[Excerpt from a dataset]
↓↓↓

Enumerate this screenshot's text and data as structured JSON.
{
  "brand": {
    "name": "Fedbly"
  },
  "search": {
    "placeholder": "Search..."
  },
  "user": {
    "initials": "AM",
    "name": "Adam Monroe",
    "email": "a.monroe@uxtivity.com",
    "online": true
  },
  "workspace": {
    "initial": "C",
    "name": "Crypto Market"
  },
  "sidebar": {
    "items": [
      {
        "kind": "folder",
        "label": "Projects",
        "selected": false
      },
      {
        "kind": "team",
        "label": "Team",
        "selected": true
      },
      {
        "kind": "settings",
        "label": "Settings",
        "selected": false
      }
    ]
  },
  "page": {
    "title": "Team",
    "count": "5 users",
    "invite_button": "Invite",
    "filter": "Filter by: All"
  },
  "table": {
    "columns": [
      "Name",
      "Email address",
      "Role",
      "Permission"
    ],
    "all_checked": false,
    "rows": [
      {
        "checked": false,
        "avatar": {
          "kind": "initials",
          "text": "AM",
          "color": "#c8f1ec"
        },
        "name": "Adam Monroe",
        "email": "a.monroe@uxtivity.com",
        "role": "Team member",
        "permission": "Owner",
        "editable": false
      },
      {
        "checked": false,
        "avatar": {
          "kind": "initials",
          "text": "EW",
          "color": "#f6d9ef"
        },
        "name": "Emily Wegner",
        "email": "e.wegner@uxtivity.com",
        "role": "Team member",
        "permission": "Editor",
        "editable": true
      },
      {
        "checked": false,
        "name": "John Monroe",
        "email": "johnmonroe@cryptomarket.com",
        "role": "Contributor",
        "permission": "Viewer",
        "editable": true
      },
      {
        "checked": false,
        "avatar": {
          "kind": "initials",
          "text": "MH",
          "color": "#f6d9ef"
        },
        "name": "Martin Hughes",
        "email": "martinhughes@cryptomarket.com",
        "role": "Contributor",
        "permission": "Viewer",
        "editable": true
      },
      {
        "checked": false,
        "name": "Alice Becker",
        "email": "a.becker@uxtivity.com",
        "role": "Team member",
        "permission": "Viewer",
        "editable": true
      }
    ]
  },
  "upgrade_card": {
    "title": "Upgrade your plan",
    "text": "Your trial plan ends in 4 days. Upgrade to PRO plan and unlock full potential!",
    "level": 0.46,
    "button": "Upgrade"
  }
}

↑↑↑

(THE TASK) Produce a verbatim transcription of the entries above.

(WRITTEN ANSWER)
Enumerate this screenshot's text and data as structured JSON.
{
  "brand": {
    "name": "Fedbly"
  },
  "search": {
    "placeholder": "Search..."
  },
  "user": {
    "initials": "AM",
    "name": "Adam Monroe",
    "email": "a.monroe@uxtivity.com",
    "online": true
  },
  "workspace": {
    "initial": "C",
    "name": "Crypto Market"
  },
  "sidebar": {
    "items": [
      {
        "kind": "folder",
        "label": "Projects",
        "selected": false
      },
      {
        "kind": "team",
        "label": "Team",
        "selected": true
      },
      {
        "kind": "settings",
        "label": "Settings",
        "selected": false
      }
    ]
  },
  "page": {
    "title": "Team",
    "count": "5 users",
    "invite_button": "Invite",
    "filter": "Filter by: All"
  },
  "table": {
    "columns": [
      "Name",
      "Email address",
      "Role",
      "Permission"
    ],
    "all_checked": false,
    "rows": [
      {
        "checked": false,
        "avatar": {
          "kind": "initials",
          "text": "AM",
          "color": "#c8f1ec"
        },
        "name": "Adam Monroe",
        "email": "a.monroe@uxtivity.com",
        "role": "Team member",
        "permission": "Owner",
        "editable": false
      },
      {
        "checked": false,
        "avatar": {
          "kind": "initials",
          "text": "EW",
          "color": "#f6d9ef"
        },
        "name": "Emily Wegner",
        "email": "e.wegner@uxtivity.com",
        "role": "Team member",
        "permission": "Editor",
        "editable": true
      },
      {
        "checked": false,
        "name": "John Monroe",
        "email": "johnmonroe@cryptomarket.com",
        "role": "Contributor",
        "permission": "Viewer",
        "editable": true
      },
      {
        "checked": false,
        "avatar": {
          "kind": "initials",
          "text": "MH",
          "color": "#f6d9ef"
        },
        "name": "Martin Hughes",
        "email": "martinhughes@cryptomarket.com",
        "role": "Contributor",
        "permission": "Viewer",
        "editable": true
      },
      {
        "checked": false,
        "name": "Alice Becker",
        "email": "a.becker@uxtivity.com",
        "role": "Team member",
        "permission": "Viewer",
        "editable": true
      }
    ]
  },
  "upgrade_card": {
    "title": "Upgrade your plan",
    "text": "Your trial plan ends in 4 days. Upgrade to PRO plan and unlock full potential!",
    "level": 0.46,
    "button": "Upgrade"
  }
}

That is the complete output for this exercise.